Your objective
Omit the pictures from the entries below and retype everything else exactly.

[Records contained in a dataset]

━━━━━━━━━━━━━━━━

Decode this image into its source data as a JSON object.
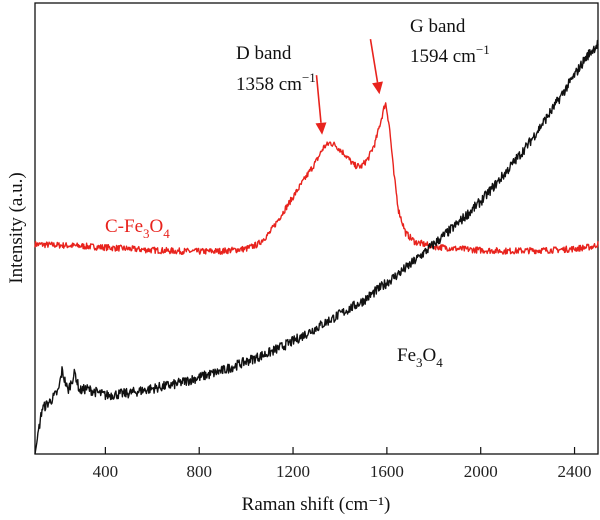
{
  "chart_data": {
    "type": "line",
    "title": "",
    "xlabel": "Raman shift (cm⁻¹)",
    "ylabel": "Intensity (a.u.)",
    "xlim": [
      100,
      2500
    ],
    "ylim": [
      0,
      1
    ],
    "x_ticks": [
      400,
      800,
      1200,
      1600,
      2000,
      2400
    ],
    "y_ticks_labeled": false,
    "grid": false,
    "legend": "none",
    "series": [
      {
        "name": "C-Fe3O4",
        "color": "#e8231d",
        "x": [
          100,
          200,
          300,
          400,
          500,
          600,
          700,
          800,
          900,
          1000,
          1050,
          1100,
          1150,
          1200,
          1250,
          1300,
          1330,
          1358,
          1380,
          1420,
          1460,
          1490,
          1520,
          1550,
          1575,
          1594,
          1610,
          1630,
          1650,
          1680,
          1720,
          1800,
          1900,
          2000,
          2100,
          2200,
          2300,
          2400,
          2480,
          2500
        ],
        "y": [
          0.465,
          0.463,
          0.461,
          0.458,
          0.455,
          0.452,
          0.45,
          0.449,
          0.45,
          0.455,
          0.465,
          0.49,
          0.53,
          0.57,
          0.61,
          0.65,
          0.68,
          0.69,
          0.685,
          0.665,
          0.64,
          0.637,
          0.655,
          0.69,
          0.74,
          0.78,
          0.73,
          0.62,
          0.54,
          0.49,
          0.47,
          0.46,
          0.455,
          0.452,
          0.45,
          0.451,
          0.452,
          0.455,
          0.46,
          0.466
        ]
      },
      {
        "name": "Fe3O4",
        "color": "#111111",
        "x": [
          100,
          130,
          170,
          200,
          215,
          240,
          270,
          290,
          320,
          400,
          500,
          600,
          700,
          800,
          900,
          1000,
          1100,
          1200,
          1300,
          1400,
          1500,
          1600,
          1700,
          1800,
          1900,
          2000,
          2100,
          2200,
          2300,
          2400,
          2450,
          2500
        ],
        "y": [
          0.0,
          0.1,
          0.12,
          0.14,
          0.185,
          0.14,
          0.18,
          0.14,
          0.145,
          0.13,
          0.135,
          0.145,
          0.155,
          0.17,
          0.185,
          0.205,
          0.225,
          0.25,
          0.28,
          0.31,
          0.34,
          0.38,
          0.42,
          0.465,
          0.51,
          0.56,
          0.62,
          0.685,
          0.76,
          0.84,
          0.88,
          0.91
        ]
      }
    ],
    "annotations": [
      {
        "line1": "D band",
        "line2_value": "1358 cm",
        "line2_sup": "−1",
        "target_x": 1358,
        "target_y": 0.69,
        "color": "#111111",
        "arrow_color": "#e8231d"
      },
      {
        "line1": "G band",
        "line2_value": "1594 cm",
        "line2_sup": "−1",
        "target_x": 1594,
        "target_y": 0.78,
        "color": "#111111",
        "arrow_color": "#e8231d"
      }
    ],
    "series_labels": [
      {
        "parts": [
          "C-Fe",
          "3",
          "O",
          "4"
        ],
        "color": "#e8231d"
      },
      {
        "parts": [
          "Fe",
          "3",
          "O",
          "4"
        ],
        "color": "#111111"
      }
    ]
  }
}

━━━━━━━━━━━━━━━━

Full response
Decode this image into its source data as a JSON object.
{
  "chart_data": {
    "type": "line",
    "title": "",
    "xlabel": "Raman shift (cm⁻¹)",
    "ylabel": "Intensity (a.u.)",
    "xlim": [
      100,
      2500
    ],
    "ylim": [
      0,
      1
    ],
    "x_ticks": [
      400,
      800,
      1200,
      1600,
      2000,
      2400
    ],
    "y_ticks_labeled": false,
    "grid": false,
    "legend": "none",
    "series": [
      {
        "name": "C-Fe3O4",
        "color": "#e8231d",
        "x": [
          100,
          200,
          300,
          400,
          500,
          600,
          700,
          800,
          900,
          1000,
          1050,
          1100,
          1150,
          1200,
          1250,
          1300,
          1330,
          1358,
          1380,
          1420,
          1460,
          1490,
          1520,
          1550,
          1575,
          1594,
          1610,
          1630,
          1650,
          1680,
          1720,
          1800,
          1900,
          2000,
          2100,
          2200,
          2300,
          2400,
          2480,
          2500
        ],
        "y": [
          0.465,
          0.463,
          0.461,
          0.458,
          0.455,
          0.452,
          0.45,
          0.449,
          0.45,
          0.455,
          0.465,
          0.49,
          0.53,
          0.57,
          0.61,
          0.65,
          0.68,
          0.69,
          0.685,
          0.665,
          0.64,
          0.637,
          0.655,
          0.69,
          0.74,
          0.78,
          0.73,
          0.62,
          0.54,
          0.49,
          0.47,
          0.46,
          0.455,
          0.452,
          0.45,
          0.451,
          0.452,
          0.455,
          0.46,
          0.466
        ]
      },
      {
        "name": "Fe3O4",
        "color": "#111111",
        "x": [
          100,
          130,
          170,
          200,
          215,
          240,
          270,
          290,
          320,
          400,
          500,
          600,
          700,
          800,
          900,
          1000,
          1100,
          1200,
          1300,
          1400,
          1500,
          1600,
          1700,
          1800,
          1900,
          2000,
          2100,
          2200,
          2300,
          2400,
          2450,
          2500
        ],
        "y": [
          0.0,
          0.1,
          0.12,
          0.14,
          0.185,
          0.14,
          0.18,
          0.14,
          0.145,
          0.13,
          0.135,
          0.145,
          0.155,
          0.17,
          0.185,
          0.205,
          0.225,
          0.25,
          0.28,
          0.31,
          0.34,
          0.38,
          0.42,
          0.465,
          0.51,
          0.56,
          0.62,
          0.685,
          0.76,
          0.84,
          0.88,
          0.91
        ]
      }
    ],
    "annotations": [
      {
        "line1": "D band",
        "line2_value": "1358 cm",
        "line2_sup": "−1",
        "target_x": 1358,
        "target_y": 0.69,
        "color": "#111111",
        "arrow_color": "#e8231d"
      },
      {
        "line1": "G band",
        "line2_value": "1594 cm",
        "line2_sup": "−1",
        "target_x": 1594,
        "target_y": 0.78,
        "color": "#111111",
        "arrow_color": "#e8231d"
      }
    ],
    "series_labels": [
      {
        "parts": [
          "C-Fe",
          "3",
          "O",
          "4"
        ],
        "color": "#e8231d"
      },
      {
        "parts": [
          "Fe",
          "3",
          "O",
          "4"
        ],
        "color": "#111111"
      }
    ]
  }
}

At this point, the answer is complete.